▸ **EXERCISE INPUTS**:
>>>

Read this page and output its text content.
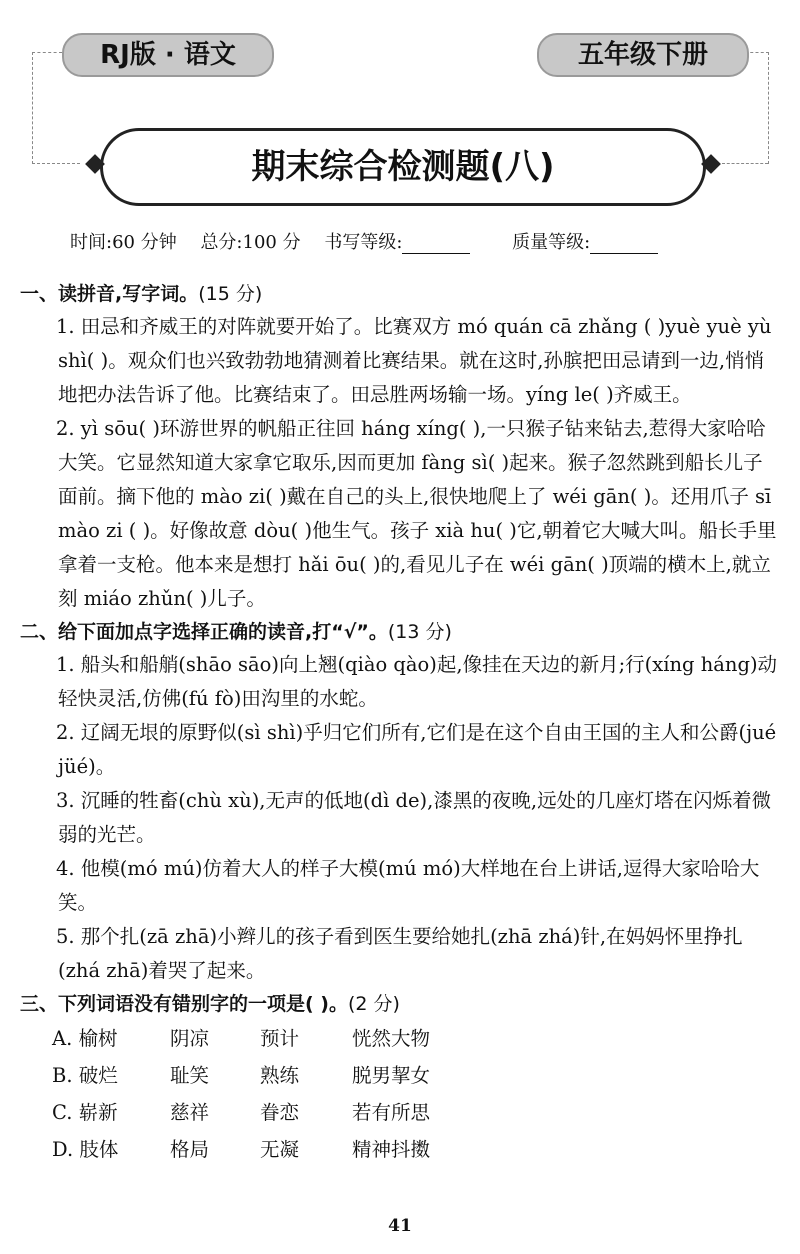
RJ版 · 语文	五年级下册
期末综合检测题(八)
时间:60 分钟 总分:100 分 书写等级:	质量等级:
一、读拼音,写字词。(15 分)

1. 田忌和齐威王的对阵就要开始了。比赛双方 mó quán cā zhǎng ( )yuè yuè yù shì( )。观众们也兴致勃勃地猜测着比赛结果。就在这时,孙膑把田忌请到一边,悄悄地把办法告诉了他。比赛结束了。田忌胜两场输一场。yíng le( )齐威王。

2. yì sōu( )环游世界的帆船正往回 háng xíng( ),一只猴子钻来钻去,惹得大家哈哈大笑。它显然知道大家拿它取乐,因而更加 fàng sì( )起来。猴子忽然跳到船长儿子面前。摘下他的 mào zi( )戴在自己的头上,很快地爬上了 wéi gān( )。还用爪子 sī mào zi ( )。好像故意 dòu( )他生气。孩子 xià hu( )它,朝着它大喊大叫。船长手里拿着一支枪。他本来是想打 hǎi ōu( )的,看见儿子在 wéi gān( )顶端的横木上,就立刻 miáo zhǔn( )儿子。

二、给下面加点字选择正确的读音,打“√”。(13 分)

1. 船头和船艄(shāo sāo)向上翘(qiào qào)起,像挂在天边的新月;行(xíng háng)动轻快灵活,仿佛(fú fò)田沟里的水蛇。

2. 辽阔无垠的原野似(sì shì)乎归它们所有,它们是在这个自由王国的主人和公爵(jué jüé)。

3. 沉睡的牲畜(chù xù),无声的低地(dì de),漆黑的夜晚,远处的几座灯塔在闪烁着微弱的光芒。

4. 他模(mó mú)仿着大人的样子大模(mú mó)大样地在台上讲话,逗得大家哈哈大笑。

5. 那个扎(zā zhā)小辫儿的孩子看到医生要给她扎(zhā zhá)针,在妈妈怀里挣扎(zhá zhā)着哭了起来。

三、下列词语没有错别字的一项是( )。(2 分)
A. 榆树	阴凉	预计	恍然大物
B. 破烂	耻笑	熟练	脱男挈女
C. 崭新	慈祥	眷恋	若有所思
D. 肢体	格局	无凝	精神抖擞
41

<<<
>>>

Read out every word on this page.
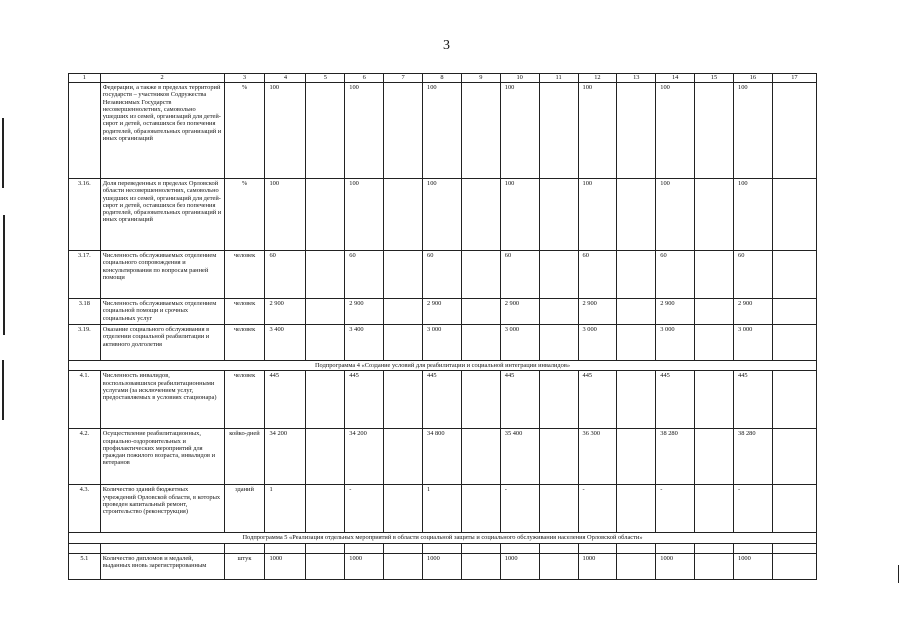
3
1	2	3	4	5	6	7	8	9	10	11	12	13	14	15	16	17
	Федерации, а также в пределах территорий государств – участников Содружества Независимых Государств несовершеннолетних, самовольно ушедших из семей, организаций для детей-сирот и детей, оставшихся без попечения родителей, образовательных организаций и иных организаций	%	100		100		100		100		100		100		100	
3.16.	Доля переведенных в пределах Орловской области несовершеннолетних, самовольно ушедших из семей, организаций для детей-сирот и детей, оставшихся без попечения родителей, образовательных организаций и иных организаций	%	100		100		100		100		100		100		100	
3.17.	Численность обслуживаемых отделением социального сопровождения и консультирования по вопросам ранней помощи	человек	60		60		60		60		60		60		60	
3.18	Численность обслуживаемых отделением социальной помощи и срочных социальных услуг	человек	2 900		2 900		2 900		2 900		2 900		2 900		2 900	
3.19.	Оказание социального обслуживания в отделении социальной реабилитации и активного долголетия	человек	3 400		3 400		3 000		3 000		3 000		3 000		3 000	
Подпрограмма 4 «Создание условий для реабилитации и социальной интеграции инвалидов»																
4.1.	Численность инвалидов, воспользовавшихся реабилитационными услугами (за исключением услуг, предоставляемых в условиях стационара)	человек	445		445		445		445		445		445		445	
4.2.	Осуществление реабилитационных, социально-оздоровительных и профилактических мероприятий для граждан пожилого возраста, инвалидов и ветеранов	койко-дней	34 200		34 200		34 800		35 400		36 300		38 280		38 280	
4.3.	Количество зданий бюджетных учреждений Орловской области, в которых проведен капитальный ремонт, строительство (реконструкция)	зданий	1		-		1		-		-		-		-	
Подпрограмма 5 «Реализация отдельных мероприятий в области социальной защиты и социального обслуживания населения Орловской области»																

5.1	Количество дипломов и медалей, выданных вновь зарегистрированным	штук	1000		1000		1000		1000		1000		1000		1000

<<<
>>>

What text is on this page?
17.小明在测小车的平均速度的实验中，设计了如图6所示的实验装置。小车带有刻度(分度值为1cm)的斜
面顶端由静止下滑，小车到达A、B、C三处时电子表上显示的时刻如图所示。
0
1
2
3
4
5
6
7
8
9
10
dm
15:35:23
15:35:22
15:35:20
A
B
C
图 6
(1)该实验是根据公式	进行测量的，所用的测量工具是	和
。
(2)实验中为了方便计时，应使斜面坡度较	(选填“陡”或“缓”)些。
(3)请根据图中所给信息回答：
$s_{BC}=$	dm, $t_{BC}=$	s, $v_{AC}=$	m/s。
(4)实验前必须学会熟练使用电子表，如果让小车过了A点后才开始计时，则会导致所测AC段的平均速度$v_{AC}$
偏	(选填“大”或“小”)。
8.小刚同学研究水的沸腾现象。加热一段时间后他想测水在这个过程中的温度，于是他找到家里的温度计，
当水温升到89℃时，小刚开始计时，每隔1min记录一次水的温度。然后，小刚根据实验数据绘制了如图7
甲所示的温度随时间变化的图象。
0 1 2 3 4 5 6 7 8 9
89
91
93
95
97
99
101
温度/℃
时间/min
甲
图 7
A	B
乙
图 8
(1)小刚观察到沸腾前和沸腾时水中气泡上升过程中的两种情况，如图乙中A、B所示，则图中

<<<

Identify every line above with the string "обслуживаемых" in it. Copy those lines.

▸ **RESULT OF THE TASK**:
3.17.	Численность обслуживаемых отделением социального сопровождения и консультирования по вопросам ранней помощи	человек	60		60		60		60		60		60		60	
3.18	Численность обслуживаемых отделением социальной помощи и срочных социальных услуг	человек	2 900		2 900		2 900		2 900		2 900		2 900		2 900	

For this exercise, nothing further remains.